## [Exercise description]
Locate the word "this" in the entries below, then gather every line that holds it.

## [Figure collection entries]
:::::

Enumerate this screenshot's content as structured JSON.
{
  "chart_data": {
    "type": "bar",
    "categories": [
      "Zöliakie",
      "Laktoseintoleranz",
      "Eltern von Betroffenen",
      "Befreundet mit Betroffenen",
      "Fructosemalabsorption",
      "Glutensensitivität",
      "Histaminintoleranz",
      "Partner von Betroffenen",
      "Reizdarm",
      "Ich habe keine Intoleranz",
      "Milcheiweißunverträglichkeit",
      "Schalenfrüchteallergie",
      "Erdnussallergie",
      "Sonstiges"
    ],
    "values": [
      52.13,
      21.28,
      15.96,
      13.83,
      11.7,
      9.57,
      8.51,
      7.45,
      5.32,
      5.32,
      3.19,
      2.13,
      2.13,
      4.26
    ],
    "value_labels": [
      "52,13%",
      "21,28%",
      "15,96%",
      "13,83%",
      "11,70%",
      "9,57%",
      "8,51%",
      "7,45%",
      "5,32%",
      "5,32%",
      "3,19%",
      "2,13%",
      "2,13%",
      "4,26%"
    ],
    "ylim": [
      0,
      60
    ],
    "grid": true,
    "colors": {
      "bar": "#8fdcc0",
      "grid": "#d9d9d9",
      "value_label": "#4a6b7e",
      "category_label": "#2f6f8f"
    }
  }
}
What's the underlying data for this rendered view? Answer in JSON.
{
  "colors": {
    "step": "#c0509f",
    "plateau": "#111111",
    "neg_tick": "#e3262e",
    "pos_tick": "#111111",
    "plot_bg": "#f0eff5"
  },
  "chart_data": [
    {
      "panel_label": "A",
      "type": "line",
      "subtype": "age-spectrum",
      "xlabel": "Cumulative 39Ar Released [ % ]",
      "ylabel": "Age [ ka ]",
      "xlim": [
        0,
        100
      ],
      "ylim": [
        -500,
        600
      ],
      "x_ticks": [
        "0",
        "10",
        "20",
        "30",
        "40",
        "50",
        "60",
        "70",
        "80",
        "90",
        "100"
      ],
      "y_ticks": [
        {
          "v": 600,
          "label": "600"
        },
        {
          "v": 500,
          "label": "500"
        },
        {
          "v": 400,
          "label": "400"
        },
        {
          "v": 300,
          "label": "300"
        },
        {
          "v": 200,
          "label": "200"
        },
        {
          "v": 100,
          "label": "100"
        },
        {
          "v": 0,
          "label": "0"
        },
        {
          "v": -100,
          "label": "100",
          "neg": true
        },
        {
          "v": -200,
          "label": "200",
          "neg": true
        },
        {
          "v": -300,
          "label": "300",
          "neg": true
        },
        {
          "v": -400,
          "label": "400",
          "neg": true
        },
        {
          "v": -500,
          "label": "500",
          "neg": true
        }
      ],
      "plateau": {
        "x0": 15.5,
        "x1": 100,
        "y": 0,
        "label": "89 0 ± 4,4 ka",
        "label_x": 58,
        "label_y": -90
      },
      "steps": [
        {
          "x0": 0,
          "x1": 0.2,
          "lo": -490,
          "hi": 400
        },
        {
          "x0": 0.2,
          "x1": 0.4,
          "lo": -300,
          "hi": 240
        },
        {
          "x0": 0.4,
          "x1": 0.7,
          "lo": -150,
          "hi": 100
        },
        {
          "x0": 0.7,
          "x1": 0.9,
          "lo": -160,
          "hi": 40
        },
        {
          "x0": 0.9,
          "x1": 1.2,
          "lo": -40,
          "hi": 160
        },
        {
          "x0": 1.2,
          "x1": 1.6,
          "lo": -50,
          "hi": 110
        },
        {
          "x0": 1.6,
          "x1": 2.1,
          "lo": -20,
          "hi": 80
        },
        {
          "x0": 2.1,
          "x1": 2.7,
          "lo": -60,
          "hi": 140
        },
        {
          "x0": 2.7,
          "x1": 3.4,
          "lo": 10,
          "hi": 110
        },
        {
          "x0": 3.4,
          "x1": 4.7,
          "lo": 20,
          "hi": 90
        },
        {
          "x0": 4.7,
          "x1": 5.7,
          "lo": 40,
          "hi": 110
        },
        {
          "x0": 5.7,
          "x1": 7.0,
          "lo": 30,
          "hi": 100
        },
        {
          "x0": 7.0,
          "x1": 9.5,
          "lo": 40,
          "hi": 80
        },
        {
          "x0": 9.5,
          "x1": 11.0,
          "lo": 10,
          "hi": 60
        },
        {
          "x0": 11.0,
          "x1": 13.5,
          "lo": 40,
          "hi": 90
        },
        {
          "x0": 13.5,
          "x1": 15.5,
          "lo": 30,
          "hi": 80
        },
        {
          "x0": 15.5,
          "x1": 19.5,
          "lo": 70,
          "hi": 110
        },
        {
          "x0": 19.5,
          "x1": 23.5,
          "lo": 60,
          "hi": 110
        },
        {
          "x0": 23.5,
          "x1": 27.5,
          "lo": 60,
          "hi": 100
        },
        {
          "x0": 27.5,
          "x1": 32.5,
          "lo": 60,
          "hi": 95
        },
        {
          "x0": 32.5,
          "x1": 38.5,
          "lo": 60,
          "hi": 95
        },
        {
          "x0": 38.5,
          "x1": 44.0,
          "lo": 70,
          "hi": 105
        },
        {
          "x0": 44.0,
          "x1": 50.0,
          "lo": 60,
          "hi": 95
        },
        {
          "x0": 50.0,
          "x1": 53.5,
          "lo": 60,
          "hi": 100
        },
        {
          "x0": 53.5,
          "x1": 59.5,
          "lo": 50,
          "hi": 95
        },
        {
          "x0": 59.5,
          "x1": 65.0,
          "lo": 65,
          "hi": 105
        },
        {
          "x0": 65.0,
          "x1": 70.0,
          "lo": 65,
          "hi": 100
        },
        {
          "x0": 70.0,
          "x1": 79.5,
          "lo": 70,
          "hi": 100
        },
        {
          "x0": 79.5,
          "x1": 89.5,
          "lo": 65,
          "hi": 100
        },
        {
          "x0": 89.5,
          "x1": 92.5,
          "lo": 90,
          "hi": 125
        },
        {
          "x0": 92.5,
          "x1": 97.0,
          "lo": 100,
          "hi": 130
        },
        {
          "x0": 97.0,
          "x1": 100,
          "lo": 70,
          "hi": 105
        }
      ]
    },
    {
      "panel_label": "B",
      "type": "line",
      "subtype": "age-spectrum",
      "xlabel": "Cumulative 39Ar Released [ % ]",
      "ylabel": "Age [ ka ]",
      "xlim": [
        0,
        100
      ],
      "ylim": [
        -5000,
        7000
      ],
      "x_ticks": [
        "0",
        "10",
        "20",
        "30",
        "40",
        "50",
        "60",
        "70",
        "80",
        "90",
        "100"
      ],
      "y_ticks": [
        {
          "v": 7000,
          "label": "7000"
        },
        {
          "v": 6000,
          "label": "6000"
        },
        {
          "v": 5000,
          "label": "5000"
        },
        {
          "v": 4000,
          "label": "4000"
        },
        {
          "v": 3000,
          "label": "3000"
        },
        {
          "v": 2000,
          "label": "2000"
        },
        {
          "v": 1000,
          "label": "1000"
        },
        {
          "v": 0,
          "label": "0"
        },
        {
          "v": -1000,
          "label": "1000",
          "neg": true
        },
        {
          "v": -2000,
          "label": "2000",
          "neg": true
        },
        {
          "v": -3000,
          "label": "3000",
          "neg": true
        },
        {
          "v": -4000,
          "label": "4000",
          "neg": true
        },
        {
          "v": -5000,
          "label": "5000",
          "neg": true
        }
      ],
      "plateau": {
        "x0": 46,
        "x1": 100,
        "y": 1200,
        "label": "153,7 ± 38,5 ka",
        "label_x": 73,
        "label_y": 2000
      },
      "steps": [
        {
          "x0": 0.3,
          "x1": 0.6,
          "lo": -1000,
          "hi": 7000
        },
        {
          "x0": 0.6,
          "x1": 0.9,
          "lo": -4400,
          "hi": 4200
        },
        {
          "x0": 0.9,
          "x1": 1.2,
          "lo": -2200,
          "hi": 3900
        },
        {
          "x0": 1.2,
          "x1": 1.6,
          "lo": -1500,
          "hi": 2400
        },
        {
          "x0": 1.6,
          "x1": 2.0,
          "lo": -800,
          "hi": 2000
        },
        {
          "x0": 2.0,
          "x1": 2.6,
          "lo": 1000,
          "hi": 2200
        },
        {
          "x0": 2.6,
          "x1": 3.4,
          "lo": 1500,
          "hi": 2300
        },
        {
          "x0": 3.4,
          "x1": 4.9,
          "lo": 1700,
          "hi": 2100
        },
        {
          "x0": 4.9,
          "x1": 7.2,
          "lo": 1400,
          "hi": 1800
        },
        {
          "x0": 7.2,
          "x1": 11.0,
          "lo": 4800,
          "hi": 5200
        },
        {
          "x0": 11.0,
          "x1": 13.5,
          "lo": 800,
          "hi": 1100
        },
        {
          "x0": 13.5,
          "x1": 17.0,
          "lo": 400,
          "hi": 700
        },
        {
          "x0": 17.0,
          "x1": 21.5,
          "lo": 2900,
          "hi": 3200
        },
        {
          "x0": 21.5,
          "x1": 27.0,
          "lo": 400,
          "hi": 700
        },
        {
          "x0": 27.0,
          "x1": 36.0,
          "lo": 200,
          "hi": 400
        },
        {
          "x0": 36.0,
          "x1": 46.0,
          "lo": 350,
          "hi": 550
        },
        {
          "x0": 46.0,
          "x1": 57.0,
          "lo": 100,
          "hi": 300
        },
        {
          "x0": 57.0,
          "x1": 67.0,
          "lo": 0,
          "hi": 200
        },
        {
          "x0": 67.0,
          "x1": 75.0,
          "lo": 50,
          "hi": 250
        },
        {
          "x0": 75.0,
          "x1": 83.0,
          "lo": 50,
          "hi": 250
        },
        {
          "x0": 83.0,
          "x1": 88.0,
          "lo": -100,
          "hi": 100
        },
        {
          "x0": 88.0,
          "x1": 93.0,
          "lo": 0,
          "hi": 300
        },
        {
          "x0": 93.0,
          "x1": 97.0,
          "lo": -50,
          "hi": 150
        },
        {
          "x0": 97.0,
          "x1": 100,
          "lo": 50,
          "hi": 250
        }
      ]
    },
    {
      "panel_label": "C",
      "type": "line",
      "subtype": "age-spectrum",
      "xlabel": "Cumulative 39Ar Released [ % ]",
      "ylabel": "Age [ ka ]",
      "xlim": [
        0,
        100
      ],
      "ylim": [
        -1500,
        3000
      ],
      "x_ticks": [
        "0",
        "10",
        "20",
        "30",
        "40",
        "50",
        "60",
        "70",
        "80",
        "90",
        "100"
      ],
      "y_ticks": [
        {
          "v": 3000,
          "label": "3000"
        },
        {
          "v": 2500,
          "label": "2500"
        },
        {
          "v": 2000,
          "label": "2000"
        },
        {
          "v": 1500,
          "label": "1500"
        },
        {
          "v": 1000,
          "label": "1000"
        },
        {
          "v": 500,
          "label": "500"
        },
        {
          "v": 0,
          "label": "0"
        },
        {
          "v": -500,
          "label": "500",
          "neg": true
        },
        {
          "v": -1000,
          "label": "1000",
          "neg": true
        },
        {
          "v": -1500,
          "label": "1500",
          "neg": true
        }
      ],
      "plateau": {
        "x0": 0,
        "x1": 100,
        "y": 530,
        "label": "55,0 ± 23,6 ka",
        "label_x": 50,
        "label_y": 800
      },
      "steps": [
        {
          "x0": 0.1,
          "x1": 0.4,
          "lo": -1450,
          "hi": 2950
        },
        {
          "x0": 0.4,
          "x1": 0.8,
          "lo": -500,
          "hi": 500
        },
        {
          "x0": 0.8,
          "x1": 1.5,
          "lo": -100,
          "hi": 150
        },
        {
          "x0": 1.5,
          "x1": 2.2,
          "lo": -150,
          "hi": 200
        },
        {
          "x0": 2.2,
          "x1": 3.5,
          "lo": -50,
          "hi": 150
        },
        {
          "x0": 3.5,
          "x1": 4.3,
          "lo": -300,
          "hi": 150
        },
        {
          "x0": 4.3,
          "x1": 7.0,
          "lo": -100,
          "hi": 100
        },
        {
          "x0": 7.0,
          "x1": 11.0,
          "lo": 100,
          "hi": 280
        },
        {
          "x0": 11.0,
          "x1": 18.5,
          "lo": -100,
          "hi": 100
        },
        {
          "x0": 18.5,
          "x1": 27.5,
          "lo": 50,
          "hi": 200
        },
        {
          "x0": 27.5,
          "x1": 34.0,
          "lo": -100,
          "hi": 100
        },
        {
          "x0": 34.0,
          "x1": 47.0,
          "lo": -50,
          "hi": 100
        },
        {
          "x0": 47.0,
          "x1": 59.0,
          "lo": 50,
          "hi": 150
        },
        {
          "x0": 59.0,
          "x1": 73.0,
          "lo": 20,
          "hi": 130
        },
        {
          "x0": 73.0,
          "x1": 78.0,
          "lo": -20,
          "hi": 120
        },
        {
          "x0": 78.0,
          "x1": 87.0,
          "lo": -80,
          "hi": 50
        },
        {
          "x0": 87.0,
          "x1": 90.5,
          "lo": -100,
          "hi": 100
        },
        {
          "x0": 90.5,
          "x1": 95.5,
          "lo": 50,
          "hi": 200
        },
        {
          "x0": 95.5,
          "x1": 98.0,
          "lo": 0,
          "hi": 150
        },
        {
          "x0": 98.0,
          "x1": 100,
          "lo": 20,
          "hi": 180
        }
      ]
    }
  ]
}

:::::

## [Correct answer]
Enumerate this screenshot's content as structured JSON.
What's the underlying data for this rendered view? Answer in JSON.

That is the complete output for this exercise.